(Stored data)
● ● ● ● ●

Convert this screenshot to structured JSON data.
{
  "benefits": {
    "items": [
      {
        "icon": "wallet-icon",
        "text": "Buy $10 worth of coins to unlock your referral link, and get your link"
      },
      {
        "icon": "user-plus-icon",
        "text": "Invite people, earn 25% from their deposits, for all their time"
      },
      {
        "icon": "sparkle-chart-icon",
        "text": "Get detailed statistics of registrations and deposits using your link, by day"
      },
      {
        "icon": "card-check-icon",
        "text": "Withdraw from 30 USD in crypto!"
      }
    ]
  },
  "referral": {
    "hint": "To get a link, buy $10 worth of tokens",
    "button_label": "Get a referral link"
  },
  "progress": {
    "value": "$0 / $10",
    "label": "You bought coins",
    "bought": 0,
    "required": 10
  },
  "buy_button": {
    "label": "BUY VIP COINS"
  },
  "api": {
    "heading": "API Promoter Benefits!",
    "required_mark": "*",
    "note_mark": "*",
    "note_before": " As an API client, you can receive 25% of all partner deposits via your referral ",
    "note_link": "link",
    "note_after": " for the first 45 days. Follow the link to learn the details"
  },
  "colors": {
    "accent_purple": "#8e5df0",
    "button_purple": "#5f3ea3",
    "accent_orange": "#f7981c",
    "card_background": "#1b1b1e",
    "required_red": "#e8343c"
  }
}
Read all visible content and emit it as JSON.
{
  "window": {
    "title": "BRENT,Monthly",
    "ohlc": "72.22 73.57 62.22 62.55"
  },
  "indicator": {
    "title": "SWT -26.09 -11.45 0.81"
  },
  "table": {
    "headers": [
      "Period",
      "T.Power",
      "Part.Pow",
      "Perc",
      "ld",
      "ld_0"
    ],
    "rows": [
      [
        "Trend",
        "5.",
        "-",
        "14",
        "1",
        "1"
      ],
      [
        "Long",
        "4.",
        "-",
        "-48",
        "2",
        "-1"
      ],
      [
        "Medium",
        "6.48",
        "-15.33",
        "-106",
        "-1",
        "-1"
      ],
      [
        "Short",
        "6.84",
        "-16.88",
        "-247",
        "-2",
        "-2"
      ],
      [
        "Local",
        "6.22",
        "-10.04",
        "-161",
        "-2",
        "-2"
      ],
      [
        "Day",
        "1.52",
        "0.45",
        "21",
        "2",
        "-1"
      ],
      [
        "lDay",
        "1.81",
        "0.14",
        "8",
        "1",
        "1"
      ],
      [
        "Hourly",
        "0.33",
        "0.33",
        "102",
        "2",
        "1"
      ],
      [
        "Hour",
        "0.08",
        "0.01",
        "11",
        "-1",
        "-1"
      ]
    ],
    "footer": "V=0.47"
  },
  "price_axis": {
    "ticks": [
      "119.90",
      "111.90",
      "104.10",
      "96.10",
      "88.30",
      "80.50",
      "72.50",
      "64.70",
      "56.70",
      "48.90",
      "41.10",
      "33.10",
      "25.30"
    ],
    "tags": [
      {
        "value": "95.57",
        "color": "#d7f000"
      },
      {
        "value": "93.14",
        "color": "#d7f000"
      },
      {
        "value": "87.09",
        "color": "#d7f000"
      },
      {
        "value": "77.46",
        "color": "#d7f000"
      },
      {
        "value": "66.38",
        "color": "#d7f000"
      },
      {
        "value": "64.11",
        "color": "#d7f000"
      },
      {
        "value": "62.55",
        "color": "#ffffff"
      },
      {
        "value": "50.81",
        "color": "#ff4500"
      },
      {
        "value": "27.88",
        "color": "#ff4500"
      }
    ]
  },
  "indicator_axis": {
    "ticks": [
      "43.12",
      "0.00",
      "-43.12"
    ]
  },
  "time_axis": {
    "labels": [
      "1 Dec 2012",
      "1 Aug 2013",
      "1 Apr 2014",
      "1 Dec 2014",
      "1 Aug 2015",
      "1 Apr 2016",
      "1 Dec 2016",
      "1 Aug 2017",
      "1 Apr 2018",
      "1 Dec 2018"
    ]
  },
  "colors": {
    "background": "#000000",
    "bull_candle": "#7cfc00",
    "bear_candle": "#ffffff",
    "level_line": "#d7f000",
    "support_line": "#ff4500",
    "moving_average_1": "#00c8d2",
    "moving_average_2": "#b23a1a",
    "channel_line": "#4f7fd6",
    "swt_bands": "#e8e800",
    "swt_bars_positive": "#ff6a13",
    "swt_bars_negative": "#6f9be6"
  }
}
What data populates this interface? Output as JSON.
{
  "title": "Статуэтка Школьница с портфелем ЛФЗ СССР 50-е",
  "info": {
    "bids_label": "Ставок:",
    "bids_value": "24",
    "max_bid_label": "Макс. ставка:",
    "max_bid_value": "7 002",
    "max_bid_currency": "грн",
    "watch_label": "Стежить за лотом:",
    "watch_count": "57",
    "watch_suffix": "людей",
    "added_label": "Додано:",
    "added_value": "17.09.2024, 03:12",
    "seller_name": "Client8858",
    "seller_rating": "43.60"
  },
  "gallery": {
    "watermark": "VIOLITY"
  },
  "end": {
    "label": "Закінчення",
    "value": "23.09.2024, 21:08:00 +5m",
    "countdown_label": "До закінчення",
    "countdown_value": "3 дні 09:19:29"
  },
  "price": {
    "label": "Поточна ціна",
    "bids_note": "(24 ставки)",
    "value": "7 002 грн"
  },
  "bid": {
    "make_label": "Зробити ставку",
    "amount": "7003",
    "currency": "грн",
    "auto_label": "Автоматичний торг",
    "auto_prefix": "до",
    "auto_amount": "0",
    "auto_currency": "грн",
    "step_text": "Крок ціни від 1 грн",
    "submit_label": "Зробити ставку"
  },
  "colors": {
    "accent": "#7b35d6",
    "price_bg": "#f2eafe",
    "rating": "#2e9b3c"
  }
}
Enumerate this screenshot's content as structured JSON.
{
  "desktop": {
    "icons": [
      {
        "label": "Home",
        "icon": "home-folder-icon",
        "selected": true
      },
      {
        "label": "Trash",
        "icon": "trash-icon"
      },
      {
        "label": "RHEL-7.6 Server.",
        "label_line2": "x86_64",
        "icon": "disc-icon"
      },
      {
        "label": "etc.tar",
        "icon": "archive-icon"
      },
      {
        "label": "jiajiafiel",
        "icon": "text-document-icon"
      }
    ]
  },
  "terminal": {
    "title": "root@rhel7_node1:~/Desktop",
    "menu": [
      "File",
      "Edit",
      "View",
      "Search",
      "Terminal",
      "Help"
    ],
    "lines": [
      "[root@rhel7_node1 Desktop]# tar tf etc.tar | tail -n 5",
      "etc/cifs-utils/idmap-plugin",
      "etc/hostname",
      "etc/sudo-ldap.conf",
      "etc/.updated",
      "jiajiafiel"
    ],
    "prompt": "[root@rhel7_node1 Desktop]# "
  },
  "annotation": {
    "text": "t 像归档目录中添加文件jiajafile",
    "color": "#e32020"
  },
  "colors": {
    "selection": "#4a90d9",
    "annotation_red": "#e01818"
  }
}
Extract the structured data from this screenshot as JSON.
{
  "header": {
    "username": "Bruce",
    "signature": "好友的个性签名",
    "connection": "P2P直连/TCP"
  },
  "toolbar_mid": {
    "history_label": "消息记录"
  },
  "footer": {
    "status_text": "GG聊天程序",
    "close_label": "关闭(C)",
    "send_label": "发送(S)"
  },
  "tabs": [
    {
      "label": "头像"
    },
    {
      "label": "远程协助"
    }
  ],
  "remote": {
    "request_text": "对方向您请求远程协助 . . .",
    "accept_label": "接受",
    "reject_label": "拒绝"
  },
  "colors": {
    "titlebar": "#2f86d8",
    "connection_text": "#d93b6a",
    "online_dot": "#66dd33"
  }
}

● ● ● ● ●

REQUIRED TASK — Reproduce the material in full, with no word added or dropped.

FINAL ANSWER —
Convert this screenshot to structured JSON data.
{
  "benefits": {
    "items": [
      {
        "icon": "wallet-icon",
        "text": "Buy $10 worth of coins to unlock your referral link, and get your link"
      },
      {
        "icon": "user-plus-icon",
        "text": "Invite people, earn 25% from their deposits, for all their time"
      },
      {
        "icon": "sparkle-chart-icon",
        "text": "Get detailed statistics of registrations and deposits using your link, by day"
      },
      {
        "icon": "card-check-icon",
        "text": "Withdraw from 30 USD in crypto!"
      }
    ]
  },
  "referral": {
    "hint": "To get a link, buy $10 worth of tokens",
    "button_label": "Get a referral link"
  },
  "progress": {
    "value": "$0 / $10",
    "label": "You bought coins",
    "bought": 0,
    "required": 10
  },
  "buy_button": {
    "label": "BUY VIP COINS"
  },
  "api": {
    "heading": "API Promoter Benefits!",
    "required_mark": "*",
    "note_mark": "*",
    "note_before": " As an API client, you can receive 25% of all partner deposits via your referral ",
    "note_link": "link",
    "note_after": " for the first 45 days. Follow the link to learn the details"
  },
  "colors": {
    "accent_purple": "#8e5df0",
    "button_purple": "#5f3ea3",
    "accent_orange": "#f7981c",
    "card_background": "#1b1b1e",
    "required_red": "#e8343c"
  }
}
Read all visible content and emit it as JSON.
{
  "window": {
    "title": "BRENT,Monthly",
    "ohlc": "72.22 73.57 62.22 62.55"
  },
  "indicator": {
    "title": "SWT -26.09 -11.45 0.81"
  },
  "table": {
    "headers": [
      "Period",
      "T.Power",
      "Part.Pow",
      "Perc",
      "ld",
      "ld_0"
    ],
    "rows": [
      [
        "Trend",
        "5.",
        "-",
        "14",
        "1",
        "1"
      ],
      [
        "Long",
        "4.",
        "-",
        "-48",
        "2",
        "-1"
      ],
      [
        "Medium",
        "6.48",
        "-15.33",
        "-106",
        "-1",
        "-1"
      ],
      [
        "Short",
        "6.84",
        "-16.88",
        "-247",
        "-2",
        "-2"
      ],
      [
        "Local",
        "6.22",
        "-10.04",
        "-161",
        "-2",
        "-2"
      ],
      [
        "Day",
        "1.52",
        "0.45",
        "21",
        "2",
        "-1"
      ],
      [
        "lDay",
        "1.81",
        "0.14",
        "8",
        "1",
        "1"
      ],
      [
        "Hourly",
        "0.33",
        "0.33",
        "102",
        "2",
        "1"
      ],
      [
        "Hour",
        "0.08",
        "0.01",
        "11",
        "-1",
        "-1"
      ]
    ],
    "footer": "V=0.47"
  },
  "price_axis": {
    "ticks": [
      "119.90",
      "111.90",
      "104.10",
      "96.10",
      "88.30",
      "80.50",
      "72.50",
      "64.70",
      "56.70",
      "48.90",
      "41.10",
      "33.10",
      "25.30"
    ],
    "tags": [
      {
        "value": "95.57",
        "color": "#d7f000"
      },
      {
        "value": "93.14",
        "color": "#d7f000"
      },
      {
        "value": "87.09",
        "color": "#d7f000"
      },
      {
        "value": "77.46",
        "color": "#d7f000"
      },
      {
        "value": "66.38",
        "color": "#d7f000"
      },
      {
        "value": "64.11",
        "color": "#d7f000"
      },
      {
        "value": "62.55",
        "color": "#ffffff"
      },
      {
        "value": "50.81",
        "color": "#ff4500"
      },
      {
        "value": "27.88",
        "color": "#ff4500"
      }
    ]
  },
  "indicator_axis": {
    "ticks": [
      "43.12",
      "0.00",
      "-43.12"
    ]
  },
  "time_axis": {
    "labels": [
      "1 Dec 2012",
      "1 Aug 2013",
      "1 Apr 2014",
      "1 Dec 2014",
      "1 Aug 2015",
      "1 Apr 2016",
      "1 Dec 2016",
      "1 Aug 2017",
      "1 Apr 2018",
      "1 Dec 2018"
    ]
  },
  "colors": {
    "background": "#000000",
    "bull_candle": "#7cfc00",
    "bear_candle": "#ffffff",
    "level_line": "#d7f000",
    "support_line": "#ff4500",
    "moving_average_1": "#00c8d2",
    "moving_average_2": "#b23a1a",
    "channel_line": "#4f7fd6",
    "swt_bands": "#e8e800",
    "swt_bars_positive": "#ff6a13",
    "swt_bars_negative": "#6f9be6"
  }
}
What data populates this interface? Output as JSON.
{
  "title": "Статуэтка Школьница с портфелем ЛФЗ СССР 50-е",
  "info": {
    "bids_label": "Ставок:",
    "bids_value": "24",
    "max_bid_label": "Макс. ставка:",
    "max_bid_value": "7 002",
    "max_bid_currency": "грн",
    "watch_label": "Стежить за лотом:",
    "watch_count": "57",
    "watch_suffix": "людей",
    "added_label": "Додано:",
    "added_value": "17.09.2024, 03:12",
    "seller_name": "Client8858",
    "seller_rating": "43.60"
  },
  "gallery": {
    "watermark": "VIOLITY"
  },
  "end": {
    "label": "Закінчення",
    "value": "23.09.2024, 21:08:00 +5m",
    "countdown_label": "До закінчення",
    "countdown_value": "3 дні 09:19:29"
  },
  "price": {
    "label": "Поточна ціна",
    "bids_note": "(24 ставки)",
    "value": "7 002 грн"
  },
  "bid": {
    "make_label": "Зробити ставку",
    "amount": "7003",
    "currency": "грн",
    "auto_label": "Автоматичний торг",
    "auto_prefix": "до",
    "auto_amount": "0",
    "auto_currency": "грн",
    "step_text": "Крок ціни від 1 грн",
    "submit_label": "Зробити ставку"
  },
  "colors": {
    "accent": "#7b35d6",
    "price_bg": "#f2eafe",
    "rating": "#2e9b3c"
  }
}
Enumerate this screenshot's content as structured JSON.
{
  "desktop": {
    "icons": [
      {
        "label": "Home",
        "icon": "home-folder-icon",
        "selected": true
      },
      {
        "label": "Trash",
        "icon": "trash-icon"
      },
      {
        "label": "RHEL-7.6 Server.",
        "label_line2": "x86_64",
        "icon": "disc-icon"
      },
      {
        "label": "etc.tar",
        "icon": "archive-icon"
      },
      {
        "label": "jiajiafiel",
        "icon": "text-document-icon"
      }
    ]
  },
  "terminal": {
    "title": "root@rhel7_node1:~/Desktop",
    "menu": [
      "File",
      "Edit",
      "View",
      "Search",
      "Terminal",
      "Help"
    ],
    "lines": [
      "[root@rhel7_node1 Desktop]# tar tf etc.tar | tail -n 5",
      "etc/cifs-utils/idmap-plugin",
      "etc/hostname",
      "etc/sudo-ldap.conf",
      "etc/.updated",
      "jiajiafiel"
    ],
    "prompt": "[root@rhel7_node1 Desktop]# "
  },
  "annotation": {
    "text": "t 像归档目录中添加文件jiajafile",
    "color": "#e32020"
  },
  "colors": {
    "selection": "#4a90d9",
    "annotation_red": "#e01818"
  }
}
Extract the structured data from this screenshot as JSON.
{
  "header": {
    "username": "Bruce",
    "signature": "好友的个性签名",
    "connection": "P2P直连/TCP"
  },
  "toolbar_mid": {
    "history_label": "消息记录"
  },
  "footer": {
    "status_text": "GG聊天程序",
    "close_label": "关闭(C)",
    "send_label": "发送(S)"
  },
  "tabs": [
    {
      "label": "头像"
    },
    {
      "label": "远程协助"
    }
  ],
  "remote": {
    "request_text": "对方向您请求远程协助 . . .",
    "accept_label": "接受",
    "reject_label": "拒绝"
  },
  "colors": {
    "titlebar": "#2f86d8",
    "connection_text": "#d93b6a",
    "online_dot": "#66dd33"
  }
}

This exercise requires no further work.